What began as just silly internet humor has exploded over the last eight years into an essential marketing tactic. Memes started to gain global popularity in early 2012 with clever large bubbly letter captions over a picture. The first mainstream memes we saw were the pictures of Willy Wonka, Bad Luck Brian, Boromir from Lord of the Rings with the caption “One Does Not Simply”, the baby holding up a fist, the aliens’ guy from the History Channel and a few others. In 2020, memes have become a part of our daily lives on social media with seemingly infinite different styles and humors. Over the past few years, I have used memes to promote a wide variety of brands ranging from cannabis products to famous musical talents, including Russ, Joyner Lucas, Missy Elliott, Maxo Kream and Chris Webby.
For most millennials and even the older generations, memes have become a part of our daily lives when we open up any social media app. Everyone has their preference, some enjoy political memes while others prefer relatable humor about taking too strong of an edible or being outrageously hungover on Sundays. Memes have created a new form of communication between us and our friends and families with whom we may not talk with on a regular basis. Sending a meme can act as a new way of reaching out, carrying the unspoken message of “I saw this, thought it was funny and thought you might also enjoy this.” During this quarantine, sending memes back and forth with friends and family has been a source of distraction and happiness for me. With memes being such a big part of our lives, this has presented a new way to market products to a brands target audience.

_GIVEN TASK 1:_
Write out the meme marketing passage between "What began as" and "and Chris Webby.", inclusive.
_GIVEN TASK 2:_
Name every musical talent the meme marketing passage mentions as a brand promoted with memes.
_GIVEN TASK 3:_
Proceed with the meme marketing passage from where it stops.

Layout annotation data
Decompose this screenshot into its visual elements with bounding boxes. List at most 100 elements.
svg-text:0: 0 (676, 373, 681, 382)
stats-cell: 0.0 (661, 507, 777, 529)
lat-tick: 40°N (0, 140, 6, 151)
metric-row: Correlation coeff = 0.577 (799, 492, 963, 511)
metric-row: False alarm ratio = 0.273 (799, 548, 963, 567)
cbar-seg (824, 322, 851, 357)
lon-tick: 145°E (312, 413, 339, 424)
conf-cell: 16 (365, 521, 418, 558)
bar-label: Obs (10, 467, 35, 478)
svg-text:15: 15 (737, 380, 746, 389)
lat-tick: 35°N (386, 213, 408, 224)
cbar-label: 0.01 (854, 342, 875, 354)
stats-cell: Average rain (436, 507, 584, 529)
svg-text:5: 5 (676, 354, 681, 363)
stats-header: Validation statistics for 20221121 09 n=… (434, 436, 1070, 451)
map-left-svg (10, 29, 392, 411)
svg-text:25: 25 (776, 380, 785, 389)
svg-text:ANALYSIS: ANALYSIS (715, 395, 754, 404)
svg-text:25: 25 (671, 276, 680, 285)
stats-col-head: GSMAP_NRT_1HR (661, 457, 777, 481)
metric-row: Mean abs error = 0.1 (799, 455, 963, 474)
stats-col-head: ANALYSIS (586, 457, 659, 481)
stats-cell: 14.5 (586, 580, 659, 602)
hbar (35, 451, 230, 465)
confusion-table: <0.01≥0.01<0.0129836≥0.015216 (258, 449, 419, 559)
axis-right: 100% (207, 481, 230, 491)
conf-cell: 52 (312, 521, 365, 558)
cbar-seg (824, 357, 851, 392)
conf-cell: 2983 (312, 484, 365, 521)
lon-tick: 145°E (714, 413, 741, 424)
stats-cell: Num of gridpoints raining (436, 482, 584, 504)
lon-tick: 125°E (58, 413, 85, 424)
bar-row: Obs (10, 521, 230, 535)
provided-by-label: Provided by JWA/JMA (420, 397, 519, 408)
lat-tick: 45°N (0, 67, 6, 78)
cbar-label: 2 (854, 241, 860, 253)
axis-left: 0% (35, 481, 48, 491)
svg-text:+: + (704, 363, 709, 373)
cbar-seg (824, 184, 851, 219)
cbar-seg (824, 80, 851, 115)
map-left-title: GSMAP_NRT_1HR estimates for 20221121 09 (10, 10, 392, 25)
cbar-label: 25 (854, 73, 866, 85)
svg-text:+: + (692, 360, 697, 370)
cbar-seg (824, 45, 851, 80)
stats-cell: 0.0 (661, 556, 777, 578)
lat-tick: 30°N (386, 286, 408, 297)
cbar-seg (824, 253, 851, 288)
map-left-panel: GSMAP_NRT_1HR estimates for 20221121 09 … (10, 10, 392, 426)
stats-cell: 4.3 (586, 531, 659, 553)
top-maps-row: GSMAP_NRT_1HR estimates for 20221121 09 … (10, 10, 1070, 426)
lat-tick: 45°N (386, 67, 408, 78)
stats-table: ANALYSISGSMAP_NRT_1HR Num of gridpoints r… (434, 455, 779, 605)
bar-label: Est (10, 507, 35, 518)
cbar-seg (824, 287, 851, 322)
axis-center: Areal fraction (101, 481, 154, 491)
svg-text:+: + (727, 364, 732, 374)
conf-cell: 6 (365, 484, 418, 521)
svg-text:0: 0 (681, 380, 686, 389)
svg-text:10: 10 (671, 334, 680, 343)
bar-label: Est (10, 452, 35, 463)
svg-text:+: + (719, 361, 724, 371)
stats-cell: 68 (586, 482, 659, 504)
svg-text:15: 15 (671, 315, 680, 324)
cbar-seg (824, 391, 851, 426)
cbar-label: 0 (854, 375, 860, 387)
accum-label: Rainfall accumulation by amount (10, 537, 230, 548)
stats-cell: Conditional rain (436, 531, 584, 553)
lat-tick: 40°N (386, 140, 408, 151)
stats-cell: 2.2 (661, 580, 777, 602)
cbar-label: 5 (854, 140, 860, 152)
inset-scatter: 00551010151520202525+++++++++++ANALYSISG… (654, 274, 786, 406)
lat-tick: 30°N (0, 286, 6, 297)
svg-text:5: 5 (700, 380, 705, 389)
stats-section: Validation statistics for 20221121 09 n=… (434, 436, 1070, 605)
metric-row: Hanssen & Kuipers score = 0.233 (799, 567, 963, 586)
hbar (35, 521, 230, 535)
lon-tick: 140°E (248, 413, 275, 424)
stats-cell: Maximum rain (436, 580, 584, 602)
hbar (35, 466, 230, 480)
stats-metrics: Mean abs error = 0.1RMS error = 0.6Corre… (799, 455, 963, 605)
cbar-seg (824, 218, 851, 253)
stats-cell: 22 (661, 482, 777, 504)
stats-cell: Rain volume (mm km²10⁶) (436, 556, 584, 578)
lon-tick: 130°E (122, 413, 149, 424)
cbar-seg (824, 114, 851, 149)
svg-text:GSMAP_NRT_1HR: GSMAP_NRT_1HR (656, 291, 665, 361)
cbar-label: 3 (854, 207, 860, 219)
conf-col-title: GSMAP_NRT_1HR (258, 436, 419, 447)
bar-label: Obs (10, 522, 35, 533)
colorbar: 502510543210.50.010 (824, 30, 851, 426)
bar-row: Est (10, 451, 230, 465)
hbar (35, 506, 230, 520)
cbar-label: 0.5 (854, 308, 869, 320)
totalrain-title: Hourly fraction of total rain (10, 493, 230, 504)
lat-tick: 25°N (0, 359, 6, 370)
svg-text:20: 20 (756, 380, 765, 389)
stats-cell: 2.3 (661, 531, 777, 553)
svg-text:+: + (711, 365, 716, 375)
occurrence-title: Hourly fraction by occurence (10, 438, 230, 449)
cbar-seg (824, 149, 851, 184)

_EXERCISE OUTPUT 1:_
What began as just silly internet humor has exploded over the last eight years into an essential marketing tactic. Memes started to gain global popularity in early 2012 with clever large bubbly letter captions over a picture. The first mainstream memes we saw were the pictures of Willy Wonka, Bad Luck Brian, Boromir from Lord of the Rings with the caption “One Does Not Simply”, the baby holding up a fist, the aliens’ guy from the History Channel and a few others. In 2020, memes have become a part of our daily lives on social media with seemingly infinite different styles and humors. Over the past few years, I have used memes to promote a wide variety of brands ranging from cannabis products to famous musical talents, including Russ, Joyner Lucas, Missy Elliott, Maxo Kream and Chris Webby.

_EXERCISE OUTPUT 2:_
Russ, Joyner Lucas, Missy Elliott, Maxo Kream, Chris Webby

_EXERCISE OUTPUT 3:_
After clicking on a YouTube video, there is nothing we as the viewer look forward to more than watching that 5 second countdown until we can skip the ad and get to our video. In meme marketing, my goal is to make viewing an ad as enjoyable as possible so the viewer does not feel inconvenienced. One method I consistently use is to Photoshop a company’s product into a trending meme. For a recent artist I promoted, the picture I used was an animated couple lying in bed watching TV. On the TV I placed the artists’ music video. I then took that image and used a relatable caption to fit the style of the majority of general niche humor meme pages on Instagram. This is one of my more subtle ways to advertise so it stands out as not just another ad you can’t wait to press skip on or scroll past.
The most time consuming part of meme marketing is sourcing and creating content. For many huge companies, social content has to go through a review process from a handful of different people in various departments before being posted. This process can often take days to weeks which is no longer sustainable in the constantly evolving world of social media. Everything happens in an instant on social media and often trends may last for only a day. When it comes to understanding what meme format is currently trending, I have found it works best to scroll through Twitter, Instagram and Reddit to see what formats are being used the most. It is also important to look at what memes people are sending to you. I have a friend who is always on top of their meme game and consistently sends me the best memes on Instagram. This will often give me inspiration for content I can create for my personal pages or clients. Another tactic I employ is binge watching TV shows. Yes, that’s right I said binge watching TV. We all do it, but while you binge watch, pay attention to funny actions by the actors or phrases they use that you feel would be a worthy GIF or a scene you can turn into your own meme. Tiger King would have never garnered the popularity that it got if it wasn’t for the memes about the show. Constantly seeing content from the show will push people to become interested enough to see where all these memes came from. People who have never seen a Star Wars movie before, bought Disney+ to watch the Mandalorian because when the show first released, you weren’t able to scroll your timeline without seeing adorable Baby Yoda content.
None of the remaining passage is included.